- [YOUR GOAL]
Your task is to transcribe all the entries exactly, excluding pictures.

[Stored data]
+ + + +
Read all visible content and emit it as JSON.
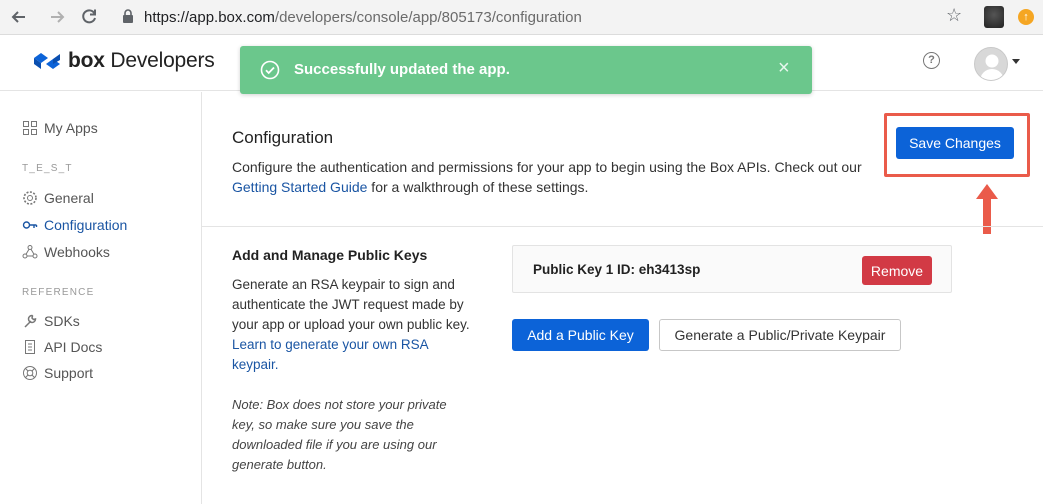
{
  "browser": {
    "url_host": "https://app.box.com",
    "url_path": "/developers/console/app/805173/configuration"
  },
  "header": {
    "logo_box": "box",
    "logo_developers": "Developers",
    "help_symbol": "?",
    "toast": {
      "message": "Successfully updated the app.",
      "close_symbol": "×",
      "color": "#6bc78c"
    }
  },
  "sidebar": {
    "items_top": [
      {
        "label": "My Apps",
        "icon": "apps-grid-icon"
      }
    ],
    "section_test": "T_E_S_T",
    "items_test": [
      {
        "label": "General",
        "icon": "gear-icon"
      },
      {
        "label": "Configuration",
        "icon": "key-icon",
        "active": true
      },
      {
        "label": "Webhooks",
        "icon": "webhook-icon"
      }
    ],
    "section_reference": "REFERENCE",
    "items_reference": [
      {
        "label": "SDKs",
        "icon": "wrench-icon"
      },
      {
        "label": "API Docs",
        "icon": "document-icon"
      },
      {
        "label": "Support",
        "icon": "lifebuoy-icon"
      }
    ]
  },
  "configuration": {
    "title": "Configuration",
    "desc_before": "Configure the authentication and permissions for your app to begin using the Box APIs. Check out our ",
    "desc_link": "Getting Started Guide",
    "desc_after": " for a walkthrough of these settings.",
    "save_label": "Save Changes"
  },
  "public_keys": {
    "title": "Add and Manage Public Keys",
    "desc": "Generate an RSA keypair to sign and authenticate the JWT request made by your app or upload your own public key. ",
    "desc_link": "Learn to generate your own RSA keypair.",
    "note": "Note: Box does not store your private key, so make sure you save the downloaded file if you are using our generate button.",
    "key_id": "Public Key 1 ID: eh3413sp",
    "remove_label": "Remove",
    "add_label": "Add a Public Key",
    "generate_label": "Generate a Public/Private Keypair"
  },
  "colors": {
    "primary": "#0c63d8",
    "danger": "#d23a45",
    "link": "#1a55a3",
    "highlight": "#ea5b4a"
  }
}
+ + + +
- [RESULT FOR THIS EXERCISE]
Read all visible content and emit it as JSON.
{
  "browser": {
    "url_host": "https://app.box.com",
    "url_path": "/developers/console/app/805173/configuration"
  },
  "header": {
    "logo_box": "box",
    "logo_developers": "Developers",
    "help_symbol": "?",
    "toast": {
      "message": "Successfully updated the app.",
      "close_symbol": "×",
      "color": "#6bc78c"
    }
  },
  "sidebar": {
    "items_top": [
      {
        "label": "My Apps",
        "icon": "apps-grid-icon"
      }
    ],
    "section_test": "T_E_S_T",
    "items_test": [
      {
        "label": "General",
        "icon": "gear-icon"
      },
      {
        "label": "Configuration",
        "icon": "key-icon",
        "active": true
      },
      {
        "label": "Webhooks",
        "icon": "webhook-icon"
      }
    ],
    "section_reference": "REFERENCE",
    "items_reference": [
      {
        "label": "SDKs",
        "icon": "wrench-icon"
      },
      {
        "label": "API Docs",
        "icon": "document-icon"
      },
      {
        "label": "Support",
        "icon": "lifebuoy-icon"
      }
    ]
  },
  "configuration": {
    "title": "Configuration",
    "desc_before": "Configure the authentication and permissions for your app to begin using the Box APIs. Check out our ",
    "desc_link": "Getting Started Guide",
    "desc_after": " for a walkthrough of these settings.",
    "save_label": "Save Changes"
  },
  "public_keys": {
    "title": "Add and Manage Public Keys",
    "desc": "Generate an RSA keypair to sign and authenticate the JWT request made by your app or upload your own public key. ",
    "desc_link": "Learn to generate your own RSA keypair.",
    "note": "Note: Box does not store your private key, so make sure you save the downloaded file if you are using our generate button.",
    "key_id": "Public Key 1 ID: eh3413sp",
    "remove_label": "Remove",
    "add_label": "Add a Public Key",
    "generate_label": "Generate a Public/Private Keypair"
  },
  "colors": {
    "primary": "#0c63d8",
    "danger": "#d23a45",
    "link": "#1a55a3",
    "highlight": "#ea5b4a"
  }
}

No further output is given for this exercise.